*Atividades*.
1. No texto de origem, a pergunta que começa com "Tem agido no sentido de" menciona várias ações. Liste todas.
2. Segundo o texto de origem, como a internet tem que ser usada para ser livre?
3. Transcreva do texto de origem o trecho que começa nas palavras "A internet, me" e termina logo depois de "Ministério da Cidadania?".

*Texto de origem*.
___
A internet, me parece, virou um «samba do criolo doido». Todo mundo acha que pode fazer o que quiser, aí dá nisso, todo mundo sem nenhum dever, sem nenhuma responsabilidade. Resultado: fake news, agressões, opiniões sem embasamento e tudo isso que estamos vendo. Eu acho que a internet é um veículo extraordinário, mas que tem que ser usado com responsabilidade para ser livre.

Como você vê a questão da incorporação do Ministério da Cultura pelo Ministério da Cidadania?

Eu nunca liguei para isso, porque o que interessa não é o nome do ministério. [Não importa] se é secretaria ou conselho. O que interessa é que funcione para aquilo à que veio. Vai ter verba? Vai existir alguma política cultural por trás? Tem agido no sentido de formar público, de enriquecer o patrimônio cultural do país, fazer as companhias de dança funcionar, transformar o cinema em indústria? O que interessa é o que vai ser feito.
___
*Informações fornecidas*.
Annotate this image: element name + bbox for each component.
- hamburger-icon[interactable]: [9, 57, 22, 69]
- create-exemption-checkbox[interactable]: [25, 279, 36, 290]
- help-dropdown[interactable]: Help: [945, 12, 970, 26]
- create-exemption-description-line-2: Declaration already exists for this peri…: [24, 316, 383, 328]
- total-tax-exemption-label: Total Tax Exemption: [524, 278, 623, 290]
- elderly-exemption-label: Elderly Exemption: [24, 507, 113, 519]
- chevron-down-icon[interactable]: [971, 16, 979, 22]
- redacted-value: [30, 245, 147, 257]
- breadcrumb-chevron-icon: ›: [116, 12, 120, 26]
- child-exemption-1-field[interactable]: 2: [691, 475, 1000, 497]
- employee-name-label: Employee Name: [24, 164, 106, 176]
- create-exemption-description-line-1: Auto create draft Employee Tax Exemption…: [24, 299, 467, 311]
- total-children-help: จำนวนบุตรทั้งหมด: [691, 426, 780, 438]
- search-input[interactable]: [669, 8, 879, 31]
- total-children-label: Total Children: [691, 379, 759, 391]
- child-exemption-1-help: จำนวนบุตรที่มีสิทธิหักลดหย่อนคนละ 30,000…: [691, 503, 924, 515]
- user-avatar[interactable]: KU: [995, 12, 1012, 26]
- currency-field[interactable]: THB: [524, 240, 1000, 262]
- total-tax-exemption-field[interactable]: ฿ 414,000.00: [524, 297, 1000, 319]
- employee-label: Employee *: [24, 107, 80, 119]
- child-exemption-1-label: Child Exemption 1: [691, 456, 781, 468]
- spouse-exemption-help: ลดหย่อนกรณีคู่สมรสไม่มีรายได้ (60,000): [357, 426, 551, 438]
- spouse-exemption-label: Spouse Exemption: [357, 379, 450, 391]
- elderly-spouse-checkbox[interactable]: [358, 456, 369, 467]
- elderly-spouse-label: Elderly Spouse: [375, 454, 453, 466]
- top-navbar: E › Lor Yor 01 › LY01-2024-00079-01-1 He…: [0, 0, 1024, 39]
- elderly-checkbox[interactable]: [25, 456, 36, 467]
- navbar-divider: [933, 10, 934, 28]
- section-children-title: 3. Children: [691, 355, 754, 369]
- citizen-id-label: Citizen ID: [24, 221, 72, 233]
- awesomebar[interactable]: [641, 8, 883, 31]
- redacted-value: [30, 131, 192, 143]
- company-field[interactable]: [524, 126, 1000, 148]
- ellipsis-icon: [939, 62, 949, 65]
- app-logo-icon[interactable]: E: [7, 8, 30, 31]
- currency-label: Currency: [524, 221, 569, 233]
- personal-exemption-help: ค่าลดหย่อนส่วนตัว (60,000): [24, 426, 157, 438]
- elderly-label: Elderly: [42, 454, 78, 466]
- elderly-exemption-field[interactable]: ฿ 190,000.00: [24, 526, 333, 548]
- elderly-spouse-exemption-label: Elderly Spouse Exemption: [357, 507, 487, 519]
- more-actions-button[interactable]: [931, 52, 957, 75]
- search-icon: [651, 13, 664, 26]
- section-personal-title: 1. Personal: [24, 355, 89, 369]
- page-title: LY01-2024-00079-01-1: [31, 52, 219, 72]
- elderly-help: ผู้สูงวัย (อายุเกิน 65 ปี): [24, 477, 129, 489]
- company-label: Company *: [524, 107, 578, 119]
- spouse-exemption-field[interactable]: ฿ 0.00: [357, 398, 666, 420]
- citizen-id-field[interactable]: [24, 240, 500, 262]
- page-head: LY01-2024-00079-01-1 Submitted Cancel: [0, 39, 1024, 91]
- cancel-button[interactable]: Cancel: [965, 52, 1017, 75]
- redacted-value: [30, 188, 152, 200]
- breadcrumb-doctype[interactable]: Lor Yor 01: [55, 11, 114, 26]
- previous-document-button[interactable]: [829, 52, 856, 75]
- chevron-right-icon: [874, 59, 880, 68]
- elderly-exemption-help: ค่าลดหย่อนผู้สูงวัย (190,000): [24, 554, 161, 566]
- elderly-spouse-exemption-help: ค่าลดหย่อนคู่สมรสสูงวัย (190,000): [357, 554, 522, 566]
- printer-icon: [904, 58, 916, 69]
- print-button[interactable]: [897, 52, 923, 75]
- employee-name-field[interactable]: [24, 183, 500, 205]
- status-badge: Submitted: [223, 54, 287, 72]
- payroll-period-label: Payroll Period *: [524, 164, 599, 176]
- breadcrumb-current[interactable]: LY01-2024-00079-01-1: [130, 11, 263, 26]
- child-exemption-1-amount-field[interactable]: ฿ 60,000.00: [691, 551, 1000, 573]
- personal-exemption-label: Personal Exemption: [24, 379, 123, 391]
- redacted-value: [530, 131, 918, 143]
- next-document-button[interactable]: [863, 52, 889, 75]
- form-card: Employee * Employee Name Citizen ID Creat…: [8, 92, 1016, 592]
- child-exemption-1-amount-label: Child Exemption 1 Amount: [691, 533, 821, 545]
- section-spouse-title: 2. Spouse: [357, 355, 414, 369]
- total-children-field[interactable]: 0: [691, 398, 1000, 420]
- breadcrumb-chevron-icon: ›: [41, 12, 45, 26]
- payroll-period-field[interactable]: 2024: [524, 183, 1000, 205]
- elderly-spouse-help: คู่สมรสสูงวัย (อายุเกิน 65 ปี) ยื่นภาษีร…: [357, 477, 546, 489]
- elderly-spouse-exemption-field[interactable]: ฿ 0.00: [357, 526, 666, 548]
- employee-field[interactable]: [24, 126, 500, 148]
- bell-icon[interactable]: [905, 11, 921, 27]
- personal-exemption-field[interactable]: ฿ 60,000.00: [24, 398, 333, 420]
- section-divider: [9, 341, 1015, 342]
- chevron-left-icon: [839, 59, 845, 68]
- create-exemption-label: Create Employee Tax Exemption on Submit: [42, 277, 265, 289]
___
*Respostas por tarefa*.
1.
formar público
enriquecer o patrimônio cultural do país
fazer as companhias de dança funcionar
transformar o cinema em indústria

2. Com responsabilidade.

3.
A internet, me parece, virou um «samba do criolo doido». Todo mundo acha que pode fazer o que quiser, aí dá nisso, todo mundo sem nenhum dever, sem nenhuma responsabilidade. Resultado: fake news, agressões, opiniões sem embasamento e tudo isso que estamos vendo. Eu acho que a internet é um veículo extraordinário, mas que tem que ser usado com responsabilidade para ser livre.

Como você vê a questão da incorporação do Ministério da Cultura pelo Ministério da Cidadania?